- TASKS -
1/ In the passage on free speech below, shorten the paragraph beginning "As for the idea that removing hate speech" while keeping its main points.
2/ In the passage on free speech below, what two examples are given of places that limit speech but are not echo chambers?

- PROVIDED PASSAGE -
What I mean is that it's a zero sum game. When you have a privately owned community like Reddit, the choices you make over what kinds of things are allowed to be said shapes the community you build. You can be all for allowing "all kinds of speech" but what that amounts to is the community being a home to a significant portion of racists, misogynists, and other flavours of bigots.

And that's cool because hey, we're all about listening to all sides of discussion and not allowing ourselves to become an echo chamber! Yet, that action of allowing such speech means that most minorities aren't going to want to go there. Why the fuck would a black person willingly sign up to Stormfront 2.0? They wouldn't. So your choice of allowing all speech means that you exclude minority views from your community and don't allow their speech to be heard.

The dilemma therefore, as I say above, is over what kind of free speech you want - the speech for people to say hateful things or the speech from minorities. Sure, for a hard line free speecher it sucks having to choose but the choice should be an otherwise easy one.

As for the idea that removing hate speech and bigotry would lead to an echo chamber, this is just empirically and undeniably false. Many places, organisations, and communities limit free speech and don't turn into echo chambers. Take universities and academic journals, for example. They limit what things you can and can't say, they limit who can attend meetings or who can publish articles, they socially and officially reject people who break the rules they've set up, etc etc, but it would be ridiculous to think that the fields of science and philosophy and history and so on are "echo chambers". They are challenging, thought provoking, often heatedly disagreeing places full of debate and argument.

Banning bigots from a community isn't going to turn it into an echo chamber, it's going to do the opposite. You'll be flooded with a wave of viewpoints and perspectives you've never heard before because previously you've been accidentally shutting them out.

- SUPPLIED MATERIAL -
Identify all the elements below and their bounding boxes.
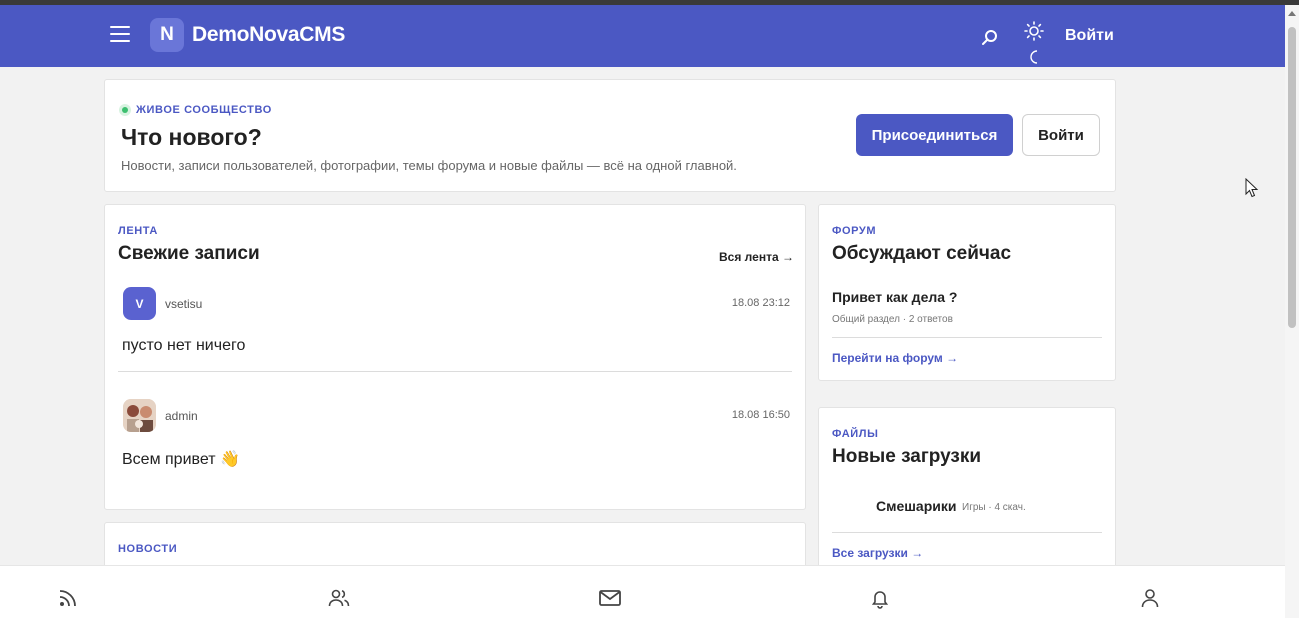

- WORKED ANSWERS -
1/ Removing hate speech and bigotry does not produce an echo chamber. Many places limit speech and still avoid becoming one. Universities and academic journals, for example, limit what can be said, who can attend meetings or publish articles, and they reject people who break their rules. Yet fields like science, philosophy and history remain challenging, thought-provoking places full of heated debate and argument.

2/ Universities and academic journals.